[TEXT]
--- START ---

United States District Court, N.D. Texas, Dallas Division

September 17, 2019

THE UNITED STATES OF AMERICA, ex rel. EMERSON PARK
v.
LEGACY HEART CARE, LLC, LEGACY HEART CARE OF FORT WORTH, LLC, LEGACY HEART CARE OF AUSTIN, LLC, LEGACY HEART CARE OF MIDTOWN AUSTIN, LLC, TRINITY HEART CARE, LEGACY HEART CARE OF SAN ANTONIO, LLC, LEGACY HEART CARE OF KANSAS CITY, LLC, MICHAEL GRATCH, TUAN D. NGUYEN, VU D. NGUYEN, VINH D. NGUYEN, and NIMA AMJADI

          MEMORANDUM OPINION AND ORDER

          KAREN GREN SCHOLER UNITED STATES DISTRICT JUDGE.

         Plaintiff-Relator Emerson Park ("Relator") brings this qui tarn action against Defendants Legacy Heart Care, LLC ("LHC"), Legacy Heart Care of Fort Worth, LLC, Legacy Heart Care of Midtown Austin, LLC, Legacy Heart Care of Austin, LLC, Trinity Heart Care, Legacy Heart Care of San Antonio, LLC, Legacy Heart Care of Kansas City, LLC (collectively "LHC Entities"), Michael Gratch (together with LHC Entities, the "LHC Defendants"), Tuan D. Nguyen, Vu D. Nguyen, Vinh D. Nguyen, and Nima Amjadi ("Medical Director Defendants"), alleging that LHC Defendants and Medical Director Defendants defrauded the United States while providing Enhanced External Counterpulsation ("EECP") to Medicare patients.

--- END ---

[EXERCISES]
1) According to the court opinion, what treatment were the defendants providing to Medicare patients?
2) Please update the court opinion's passage that begins at the words "Plaintiff-Relator Emerson Park" and stops after "to Medicare patients.", with "defrauded" replaced by "misled".
Answer using only the court opinion above.

[INPUT DATA]
--- START ---

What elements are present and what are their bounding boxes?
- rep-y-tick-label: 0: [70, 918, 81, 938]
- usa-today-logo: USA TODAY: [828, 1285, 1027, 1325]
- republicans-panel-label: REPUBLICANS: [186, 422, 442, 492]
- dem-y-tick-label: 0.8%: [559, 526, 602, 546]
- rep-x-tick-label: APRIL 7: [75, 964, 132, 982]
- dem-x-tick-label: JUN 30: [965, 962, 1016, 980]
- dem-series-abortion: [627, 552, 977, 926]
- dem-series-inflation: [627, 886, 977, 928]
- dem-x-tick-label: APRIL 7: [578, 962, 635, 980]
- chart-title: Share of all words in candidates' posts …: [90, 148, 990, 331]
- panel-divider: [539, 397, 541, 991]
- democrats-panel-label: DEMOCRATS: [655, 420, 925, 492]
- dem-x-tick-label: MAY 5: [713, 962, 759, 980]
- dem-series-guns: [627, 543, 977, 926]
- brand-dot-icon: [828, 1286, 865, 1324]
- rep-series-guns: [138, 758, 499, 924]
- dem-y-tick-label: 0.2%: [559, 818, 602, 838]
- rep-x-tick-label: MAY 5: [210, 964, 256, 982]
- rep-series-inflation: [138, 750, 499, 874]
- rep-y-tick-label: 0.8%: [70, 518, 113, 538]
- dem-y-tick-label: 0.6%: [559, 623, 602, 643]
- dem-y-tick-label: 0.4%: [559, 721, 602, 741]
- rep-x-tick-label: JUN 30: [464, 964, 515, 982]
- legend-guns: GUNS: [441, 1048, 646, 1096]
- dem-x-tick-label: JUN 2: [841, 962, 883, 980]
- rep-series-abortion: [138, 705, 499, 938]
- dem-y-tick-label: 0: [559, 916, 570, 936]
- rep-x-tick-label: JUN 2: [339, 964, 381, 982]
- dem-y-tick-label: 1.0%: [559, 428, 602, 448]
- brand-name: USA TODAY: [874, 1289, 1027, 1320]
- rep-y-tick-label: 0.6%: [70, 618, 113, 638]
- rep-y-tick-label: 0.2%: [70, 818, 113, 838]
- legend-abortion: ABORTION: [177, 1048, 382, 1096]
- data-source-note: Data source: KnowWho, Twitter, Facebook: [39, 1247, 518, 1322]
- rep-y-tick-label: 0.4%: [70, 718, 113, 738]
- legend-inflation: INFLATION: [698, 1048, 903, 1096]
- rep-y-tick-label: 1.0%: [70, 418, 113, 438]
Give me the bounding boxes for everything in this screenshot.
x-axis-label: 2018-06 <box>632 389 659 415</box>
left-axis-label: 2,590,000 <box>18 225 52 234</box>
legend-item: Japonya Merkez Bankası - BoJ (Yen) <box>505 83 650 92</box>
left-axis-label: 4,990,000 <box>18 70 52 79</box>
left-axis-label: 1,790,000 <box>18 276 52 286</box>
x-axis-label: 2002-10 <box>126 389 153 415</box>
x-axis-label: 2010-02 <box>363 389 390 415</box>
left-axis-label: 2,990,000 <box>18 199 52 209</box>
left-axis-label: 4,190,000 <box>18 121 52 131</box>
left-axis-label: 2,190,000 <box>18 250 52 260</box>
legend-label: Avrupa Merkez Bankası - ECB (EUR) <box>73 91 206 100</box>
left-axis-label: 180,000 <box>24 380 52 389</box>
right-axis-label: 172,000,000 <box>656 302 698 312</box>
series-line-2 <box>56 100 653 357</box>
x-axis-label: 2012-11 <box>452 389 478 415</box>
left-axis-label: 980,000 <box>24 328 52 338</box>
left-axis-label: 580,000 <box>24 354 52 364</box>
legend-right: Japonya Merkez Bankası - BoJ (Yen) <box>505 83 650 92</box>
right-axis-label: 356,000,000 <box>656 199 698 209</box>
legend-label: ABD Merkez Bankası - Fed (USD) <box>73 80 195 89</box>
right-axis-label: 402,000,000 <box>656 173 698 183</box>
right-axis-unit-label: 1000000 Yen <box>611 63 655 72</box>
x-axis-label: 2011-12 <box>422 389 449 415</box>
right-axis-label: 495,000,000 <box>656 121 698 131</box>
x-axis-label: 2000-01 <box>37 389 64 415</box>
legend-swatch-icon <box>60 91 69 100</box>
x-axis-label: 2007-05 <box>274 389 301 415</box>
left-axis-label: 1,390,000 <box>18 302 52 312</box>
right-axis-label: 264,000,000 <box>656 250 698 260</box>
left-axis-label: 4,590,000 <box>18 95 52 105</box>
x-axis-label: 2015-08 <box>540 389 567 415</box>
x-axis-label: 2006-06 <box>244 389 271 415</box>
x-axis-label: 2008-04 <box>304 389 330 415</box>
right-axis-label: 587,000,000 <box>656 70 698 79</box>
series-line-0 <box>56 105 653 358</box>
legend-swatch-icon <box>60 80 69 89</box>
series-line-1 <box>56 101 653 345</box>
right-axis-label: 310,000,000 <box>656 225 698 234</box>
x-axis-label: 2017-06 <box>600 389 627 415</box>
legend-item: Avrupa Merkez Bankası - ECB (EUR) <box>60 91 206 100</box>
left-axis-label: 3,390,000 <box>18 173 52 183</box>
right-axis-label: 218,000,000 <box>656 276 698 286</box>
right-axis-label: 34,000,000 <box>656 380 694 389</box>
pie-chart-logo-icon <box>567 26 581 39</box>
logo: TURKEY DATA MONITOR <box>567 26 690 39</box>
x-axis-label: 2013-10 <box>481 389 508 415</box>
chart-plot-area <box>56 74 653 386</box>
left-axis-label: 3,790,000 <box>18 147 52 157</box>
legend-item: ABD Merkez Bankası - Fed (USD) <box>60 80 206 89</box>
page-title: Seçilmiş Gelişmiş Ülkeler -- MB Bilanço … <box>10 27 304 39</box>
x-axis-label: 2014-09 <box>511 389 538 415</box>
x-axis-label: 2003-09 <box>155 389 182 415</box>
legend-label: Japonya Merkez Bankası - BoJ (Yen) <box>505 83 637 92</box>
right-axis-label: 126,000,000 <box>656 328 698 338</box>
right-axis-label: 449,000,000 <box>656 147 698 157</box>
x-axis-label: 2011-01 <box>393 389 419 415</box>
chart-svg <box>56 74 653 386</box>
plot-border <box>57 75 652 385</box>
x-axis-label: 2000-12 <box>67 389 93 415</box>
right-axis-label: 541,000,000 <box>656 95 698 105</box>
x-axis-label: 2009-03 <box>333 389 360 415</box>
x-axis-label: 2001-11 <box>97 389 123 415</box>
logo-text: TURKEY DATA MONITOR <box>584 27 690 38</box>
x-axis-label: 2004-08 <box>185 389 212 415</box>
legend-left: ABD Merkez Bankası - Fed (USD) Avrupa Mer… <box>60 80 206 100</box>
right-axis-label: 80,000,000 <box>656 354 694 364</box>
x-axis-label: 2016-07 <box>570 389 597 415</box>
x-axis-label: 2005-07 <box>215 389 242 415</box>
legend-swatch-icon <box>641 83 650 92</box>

--- END ---

[SOLUTION SET]
1) Enhanced External Counterpulsation ("EECP").

2)
Plaintiff-Relator Emerson Park ("Relator") brings this qui tarn action against Defendants Legacy Heart Care, LLC ("LHC"), Legacy Heart Care of Fort Worth, LLC, Legacy Heart Care of Midtown Austin, LLC, Legacy Heart Care of Austin, LLC, Trinity Heart Care, Legacy Heart Care of San Antonio, LLC, Legacy Heart Care of Kansas City, LLC (collectively "LHC Entities"), Michael Gratch (together with LHC Entities, the "LHC Defendants"), Tuan D. Nguyen, Vu D. Nguyen, Vinh D. Nguyen, and Nima Amjadi ("Medical Director Defendants"), alleging that LHC Defendants and Medical Director Defendants misled the United States while providing Enhanced External Counterpulsation ("EECP") to Medicare patients.